*Dataset content*.

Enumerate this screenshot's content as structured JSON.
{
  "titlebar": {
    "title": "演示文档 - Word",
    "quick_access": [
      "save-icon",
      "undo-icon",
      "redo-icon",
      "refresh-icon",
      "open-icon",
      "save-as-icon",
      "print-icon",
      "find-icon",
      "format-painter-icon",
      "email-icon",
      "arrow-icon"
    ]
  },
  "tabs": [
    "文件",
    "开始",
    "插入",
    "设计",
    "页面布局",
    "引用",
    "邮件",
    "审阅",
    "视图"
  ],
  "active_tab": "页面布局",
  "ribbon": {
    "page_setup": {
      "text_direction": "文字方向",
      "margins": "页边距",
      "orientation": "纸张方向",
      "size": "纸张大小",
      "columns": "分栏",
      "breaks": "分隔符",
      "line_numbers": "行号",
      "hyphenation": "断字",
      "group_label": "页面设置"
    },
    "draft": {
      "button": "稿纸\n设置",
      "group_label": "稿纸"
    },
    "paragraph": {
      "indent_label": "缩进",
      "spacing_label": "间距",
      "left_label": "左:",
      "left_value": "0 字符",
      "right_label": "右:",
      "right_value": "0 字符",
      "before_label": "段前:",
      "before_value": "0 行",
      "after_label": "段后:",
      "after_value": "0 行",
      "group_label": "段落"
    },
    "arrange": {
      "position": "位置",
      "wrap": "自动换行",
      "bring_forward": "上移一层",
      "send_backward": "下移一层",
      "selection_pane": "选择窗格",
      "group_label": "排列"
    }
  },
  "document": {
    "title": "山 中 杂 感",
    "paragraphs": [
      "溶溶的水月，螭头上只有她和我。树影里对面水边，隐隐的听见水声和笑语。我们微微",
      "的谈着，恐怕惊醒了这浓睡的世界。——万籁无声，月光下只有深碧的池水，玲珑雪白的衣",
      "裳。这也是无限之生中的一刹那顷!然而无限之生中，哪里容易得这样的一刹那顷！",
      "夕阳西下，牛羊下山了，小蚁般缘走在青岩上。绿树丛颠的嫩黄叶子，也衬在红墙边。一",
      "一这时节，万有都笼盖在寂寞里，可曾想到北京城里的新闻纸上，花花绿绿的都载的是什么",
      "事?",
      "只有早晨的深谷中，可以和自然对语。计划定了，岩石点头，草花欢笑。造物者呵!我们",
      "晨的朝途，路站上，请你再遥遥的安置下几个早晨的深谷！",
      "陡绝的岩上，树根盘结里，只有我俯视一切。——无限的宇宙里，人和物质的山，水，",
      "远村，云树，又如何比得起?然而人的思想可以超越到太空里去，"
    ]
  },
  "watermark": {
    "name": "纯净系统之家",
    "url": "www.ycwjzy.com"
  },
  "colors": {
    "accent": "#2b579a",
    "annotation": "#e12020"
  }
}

*Job*.
Transcribe every line of the data, exactly as it stands.

*Output*.
Enumerate this screenshot's content as structured JSON.
{
  "titlebar": {
    "title": "演示文档 - Word",
    "quick_access": [
      "save-icon",
      "undo-icon",
      "redo-icon",
      "refresh-icon",
      "open-icon",
      "save-as-icon",
      "print-icon",
      "find-icon",
      "format-painter-icon",
      "email-icon",
      "arrow-icon"
    ]
  },
  "tabs": [
    "文件",
    "开始",
    "插入",
    "设计",
    "页面布局",
    "引用",
    "邮件",
    "审阅",
    "视图"
  ],
  "active_tab": "页面布局",
  "ribbon": {
    "page_setup": {
      "text_direction": "文字方向",
      "margins": "页边距",
      "orientation": "纸张方向",
      "size": "纸张大小",
      "columns": "分栏",
      "breaks": "分隔符",
      "line_numbers": "行号",
      "hyphenation": "断字",
      "group_label": "页面设置"
    },
    "draft": {
      "button": "稿纸\n设置",
      "group_label": "稿纸"
    },
    "paragraph": {
      "indent_label": "缩进",
      "spacing_label": "间距",
      "left_label": "左:",
      "left_value": "0 字符",
      "right_label": "右:",
      "right_value": "0 字符",
      "before_label": "段前:",
      "before_value": "0 行",
      "after_label": "段后:",
      "after_value": "0 行",
      "group_label": "段落"
    },
    "arrange": {
      "position": "位置",
      "wrap": "自动换行",
      "bring_forward": "上移一层",
      "send_backward": "下移一层",
      "selection_pane": "选择窗格",
      "group_label": "排列"
    }
  },
  "document": {
    "title": "山 中 杂 感",
    "paragraphs": [
      "溶溶的水月，螭头上只有她和我。树影里对面水边，隐隐的听见水声和笑语。我们微微",
      "的谈着，恐怕惊醒了这浓睡的世界。——万籁无声，月光下只有深碧的池水，玲珑雪白的衣",
      "裳。这也是无限之生中的一刹那顷!然而无限之生中，哪里容易得这样的一刹那顷！",
      "夕阳西下，牛羊下山了，小蚁般缘走在青岩上。绿树丛颠的嫩黄叶子，也衬在红墙边。一",
      "一这时节，万有都笼盖在寂寞里，可曾想到北京城里的新闻纸上，花花绿绿的都载的是什么",
      "事?",
      "只有早晨的深谷中，可以和自然对语。计划定了，岩石点头，草花欢笑。造物者呵!我们",
      "晨的朝途，路站上，请你再遥遥的安置下几个早晨的深谷！",
      "陡绝的岩上，树根盘结里，只有我俯视一切。——无限的宇宙里，人和物质的山，水，",
      "远村，云树，又如何比得起?然而人的思想可以超越到太空里去，"
    ]
  },
  "watermark": {
    "name": "纯净系统之家",
    "url": "www.ycwjzy.com"
  },
  "colors": {
    "accent": "#2b579a",
    "annotation": "#e12020"
  }
}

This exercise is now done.